- [Short task] List all lines of the data containing the word "Gregorius".
○ ○ ○ ○ ○ ○ ○
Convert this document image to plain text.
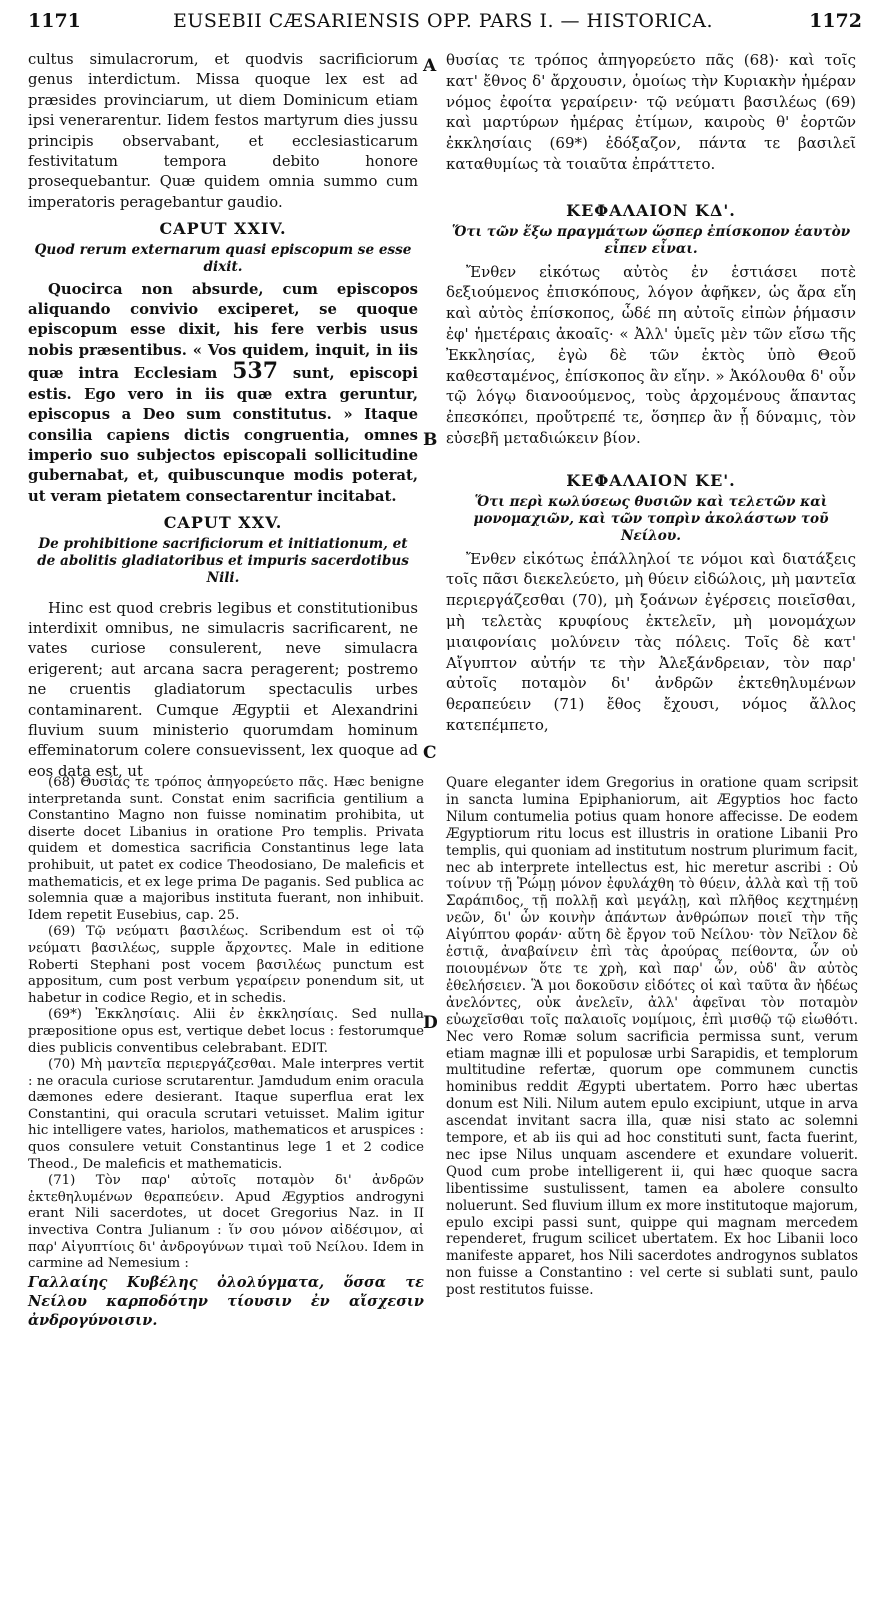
1171	EUSEBII CÆSARIENSIS OPP. PARS I. — HISTORICA.	1172
A
B
C
D

cultus simulacrorum, et quodvis sacrificiorum genus interdictum. Missa quoque lex est ad præsides provinciarum, ut diem Dominicum etiam ipsi venerarentur. Iidem festos martyrum dies jussu principis observabant, et ecclesiasticarum festivitatum tempora debito honore prosequebantur. Quæ quidem omnia summo cum imperatoris peragebantur gaudio.

CAPUT XXIV.
Quod rerum externarum quasi episcopum se esse dixit.

Quocirca non absurde, cum episcopos aliquando convivio exciperet, se quoque episcopum esse dixit, his fere verbis usus nobis præsentibus. « Vos quidem, inquit, in iis quæ intra Ecclesiam 537 sunt, episcopi estis. Ego vero in iis quæ extra geruntur, episcopus a Deo sum constitutus. » Itaque consilia capiens dictis congruentia, omnes imperio suo subjectos episcopali sollicitudine gubernabat, et, quibuscunque modis poterat, ut veram pietatem consectarentur incitabat.

CAPUT XXV.
De prohibitione sacrificiorum et initiationum, et de abolitis gladiatoribus et impuris sacerdotibus Nili.

Hinc est quod crebris legibus et constitutionibus interdixit omnibus, ne simulacris sacrificarent, ne vates curiose consulerent, neve simulacra erigerent; aut arcana sacra peragerent; postremo ne cruentis gladiatorum spectaculis urbes contaminarent. Cumque Ægyptii et Alexandrini fluvium suum ministerio quorumdam hominum effeminatorum colere consuevissent, lex quoque ad eos data est, ut

θυσίας τε τρόπος ἀπηγορεύετο πᾶς (68)· καὶ τοῖς κατ' ἔθνος δ' ἄρχουσιν, ὁμοίως τὴν Κυριακὴν ἡμέραν νόμος ἐφοίτα γεραίρειν· τῷ νεύματι βασιλέως (69) καὶ μαρτύρων ἡμέρας ἐτίμων, καιροὺς θ' ἑορτῶν ἐκκλησίαις (69*) ἐδόξαζον, πάντα τε βασιλεῖ καταθυμίως τὰ τοιαῦτα ἐπράττετο.

ΚΕΦΑΛΑΙΟΝ ΚΔ'.
Ὅτι τῶν ἔξω πραγμάτων ὥσπερ ἐπίσκοπον ἑαυτὸν εἶπεν εἶναι.

Ἔνθεν εἰκότως αὐτὸς ἐν ἑστιάσει ποτὲ δεξιούμενος ἐπισκόπους, λόγον ἀφῆκεν, ὡς ἄρα εἴη καὶ αὐτὸς ἐπίσκοπος, ὧδέ πη αὐτοῖς εἰπὼν ῥήμασιν ἐφ' ἡμετέραις ἀκοαῖς· « Ἀλλ' ὑμεῖς μὲν τῶν εἴσω τῆς Ἐκκλησίας, ἐγὼ δὲ τῶν ἐκτὸς ὑπὸ Θεοῦ καθεσταμένος, ἐπίσκοπος ἂν εἴην. » Ἀκόλουθα δ' οὖν τῷ λόγῳ διανοούμενος, τοὺς ἀρχομένους ἅπαντας ἐπεσκόπει, προὔτρεπέ τε, ὅσηπερ ἂν ᾖ δύναμις, τὸν εὐσεβῆ μεταδιώκειν βίον.

ΚΕΦΑΛΑΙΟΝ ΚΕ'.
Ὅτι περὶ κωλύσεως θυσιῶν καὶ τελετῶν καὶ μονομαχιῶν, καὶ τῶν τοπρὶν ἀκολάστων τοῦ Νείλου.

Ἔνθεν εἰκότως ἐπάλληλοί τε νόμοι καὶ διατάξεις τοῖς πᾶσι διεκελεύετο, μὴ θύειν εἰδώλοις, μὴ μαντεῖα περιεργάζεσθαι (70), μὴ ξοάνων ἐγέρσεις ποιεῖσθαι, μὴ τελετὰς κρυφίους ἐκτελεῖν, μὴ μονομάχων μιαιφονίαις μολύνειν τὰς πόλεις. Τοῖς δὲ κατ' Αἴγυπτον αὐτήν τε τὴν Ἀλεξάνδρειαν, τὸν παρ' αὐτοῖς ποταμὸν δι' ἀνδρῶν ἐκτεθηλυμένων θεραπεύειν (71) ἔθος ἔχουσι, νόμος ἄλλος κατεπέμπετο,

(68) Θυσίας τε τρόπος ἀπηγορεύετο πᾶς. Hæc benigne interpretanda sunt. Constat enim sacrificia gentilium a Constantino Magno non fuisse nominatim prohibita, ut diserte docet Libanius in oratione Pro templis. Privata quidem et domestica sacrificia Constantinus lege lata prohibuit, ut patet ex codice Theodosiano, De maleficis et mathematicis, et ex lege prima De paganis. Sed publica ac solemnia quæ a majoribus instituta fuerant, non inhibuit. Idem repetit Eusebius, cap. 25.

(69) Τῷ νεύματι βασιλέως. Scribendum est οἱ τῷ νεύματι βασιλέως, supple ἄρχοντες. Male in editione Roberti Stephani post vocem βασιλέως punctum est appositum, cum post verbum γεραίρειν ponendum sit, ut habetur in codice Regio, et in schedis.

(69*) Ἐκκλησίαις. Alii ἐν ἐκκλησίαις. Sed nulla præpositione opus est, vertique debet locus : festorumque dies publicis conventibus celebrabant. EDIT.

(70) Μὴ μαντεῖα περιεργάζεσθαι. Male interpres vertit : ne oracula curiose scrutarentur. Jamdudum enim oracula dæmones edere desierant. Itaque superflua erat lex Constantini, qui oracula scrutari vetuisset. Malim igitur hic intelligere vates, hariolos, mathematicos et aruspices : quos consulere vetuit Constantinus lege 1 et 2 codice Theod., De maleficis et mathematicis.

(71) Τὸν παρ' αὐτοῖς ποταμὸν δι' ἀνδρῶν ἐκτεθηλυμένων θεραπεύειν. Apud Ægyptios androgyni erant Nili sacerdotes, ut docet Gregorius Naz. in II invectiva Contra Julianum : ἵν σου μόνον αἰδέσιμον, αἱ παρ' Αἰγυπτίοις δι' ἀνδρογύνων τιμαὶ τοῦ Νείλου. Idem in carmine ad Nemesium :

Γαλλαίης Κυβέλης ὀλολύγματα, ὅσσα τε Νείλου καρποδότην τίουσιν ἐν αἴσχεσιν ἀνδρογύνοισιν.

Quare eleganter idem Gregorius in oratione quam scripsit in sancta lumina Epiphaniorum, ait Ægyptios hoc facto Nilum contumelia potius quam honore affecisse. De eodem Ægyptiorum ritu locus est illustris in oratione Libanii Pro templis, qui quoniam ad institutum nostrum plurimum facit, nec ab interprete intellectus est, hic meretur ascribi : Οὐ τοίνυν τῇ Ῥώμῃ μόνον ἐφυλάχθη τὸ θύειν, ἀλλὰ καὶ τῇ τοῦ Σαράπιδος, τῇ πολλῇ καὶ μεγάλῃ, καὶ πλῆθος κεχτημένῃ νεῶν, δι' ὧν κοινὴν ἁπάντων ἀνθρώπων ποιεῖ τὴν τῆς Αἰγύπτου φοράν· αὕτη δὲ ἔργον τοῦ Νείλου· τὸν Νεῖλον δὲ ἑστιᾷ, ἀναβαίνειν ἐπὶ τὰς ἀρούρας πείθοντα, ὧν οὐ ποιουμένων ὅτε τε χρὴ, καὶ παρ' ὧν, οὐδ' ἂν αὐτὸς ἐθελήσειεν. Ἃ μοι δοκοῦσιν εἰδότες οἱ καὶ ταῦτα ἂν ἡδέως ἀνελόντες, οὐκ ἀνελεῖν, ἀλλ' ἀφεῖναι τὸν ποταμὸν εὐωχεῖσθαι τοῖς παλαιοῖς νομίμοις, ἐπὶ μισθῷ τῷ εἰωθότι. Nec vero Romæ solum sacrificia permissa sunt, verum etiam magnæ illi et populosæ urbi Sarapidis, et templorum multitudine refertæ, quorum ope communem cunctis hominibus reddit Ægypti ubertatem. Porro hæc ubertas donum est Nili. Nilum autem epulo excipiunt, utque in arva ascendat invitant sacra illa, quæ nisi stato ac solemni tempore, et ab iis qui ad hoc constituti sunt, facta fuerint, nec ipse Nilus unquam ascendere et exundare voluerit. Quod cum probe intelligerent ii, qui hæc quoque sacra libentissime sustulissent, tamen ea abolere consulto noluerunt. Sed fluvium illum ex more institutoque majorum, epulo excipi passi sunt, quippe qui magnam mercedem rependeret, frugum scilicet ubertatem. Ex hoc Libanii loco manifeste apparet, hos Nili sacerdotes androgynos sublatos non fuisse a Constantino : vel certe si sublati sunt, paulo post restitutos fuisse.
○ ○ ○ ○ ○ ○ ○
- [Result of this exercise]
(71) Τὸν παρ' αὐτοῖς ποταμὸν δι' ἀνδρῶν ἐκτεθηλυμένων θεραπεύειν. Apud Ægyptios androgyni erant Nili sacerdotes, ut docet Gregorius Naz. in II invectiva Contra Julianum : ἵν σου μόνον αἰδέσιμον, αἱ παρ' Αἰγυπτίοις δι' ἀνδρογύνων τιμαὶ τοῦ Νείλου. Idem in carmine ad Nemesium :
Quare eleganter idem Gregorius in oratione quam scripsit in sancta lumina Epiphaniorum, ait Ægyptios hoc facto Nilum contumelia potius quam honore affecisse. De eodem Ægyptiorum ritu locus est illustris in oratione Libanii Pro templis, qui quoniam ad institutum nostrum plurimum facit, nec ab interprete intellectus est, hic meretur ascribi : Οὐ τοίνυν τῇ Ῥώμῃ μόνον ἐφυλάχθη τὸ θύειν, ἀλλὰ καὶ τῇ τοῦ Σαράπιδος, τῇ πολλῇ καὶ μεγάλῃ, καὶ πλῆθος κεχτημένῃ νεῶν, δι' ὧν κοινὴν ἁπάντων ἀνθρώπων ποιεῖ τὴν τῆς Αἰγύπτου φοράν· αὕτη δὲ ἔργον τοῦ Νείλου· τὸν Νεῖλον δὲ ἑστιᾷ, ἀναβαίνειν ἐπὶ τὰς ἀρούρας πείθοντα, ὧν οὐ ποιουμένων ὅτε τε χρὴ, καὶ παρ' ὧν, οὐδ' ἂν αὐτὸς ἐθελήσειεν. Ἃ μοι δοκοῦσιν εἰδότες οἱ καὶ ταῦτα ἂν ἡδέως ἀνελόντες, οὐκ ἀνελεῖν, ἀλλ' ἀφεῖναι τὸν ποταμὸν εὐωχεῖσθαι τοῖς παλαιοῖς νομίμοις, ἐπὶ μισθῷ τῷ εἰωθότι. Nec vero Romæ solum sacrificia permissa sunt, verum etiam magnæ illi et populosæ urbi Sarapidis, et templorum multitudine refertæ, quorum ope communem cunctis hominibus reddit Ægypti ubertatem. Porro hæc ubertas donum est Nili. Nilum autem epulo excipiunt, utque in arva ascendat invitant sacra illa, quæ nisi stato ac solemni tempore, et ab iis qui ad hoc constituti sunt, facta fuerint, nec ipse Nilus unquam ascendere et exundare voluerit. Quod cum probe intelligerent ii, qui hæc quoque sacra libentissime sustulissent, tamen ea abolere consulto noluerunt. Sed fluvium illum ex more institutoque majorum, epulo excipi passi sunt, quippe qui magnam mercedem rependeret, frugum scilicet ubertatem. Ex hoc Libanii loco manifeste apparet, hos Nili sacerdotes androgynos sublatos non fuisse a Constantino : vel certe si sublati sunt, paulo post restitutos fuisse.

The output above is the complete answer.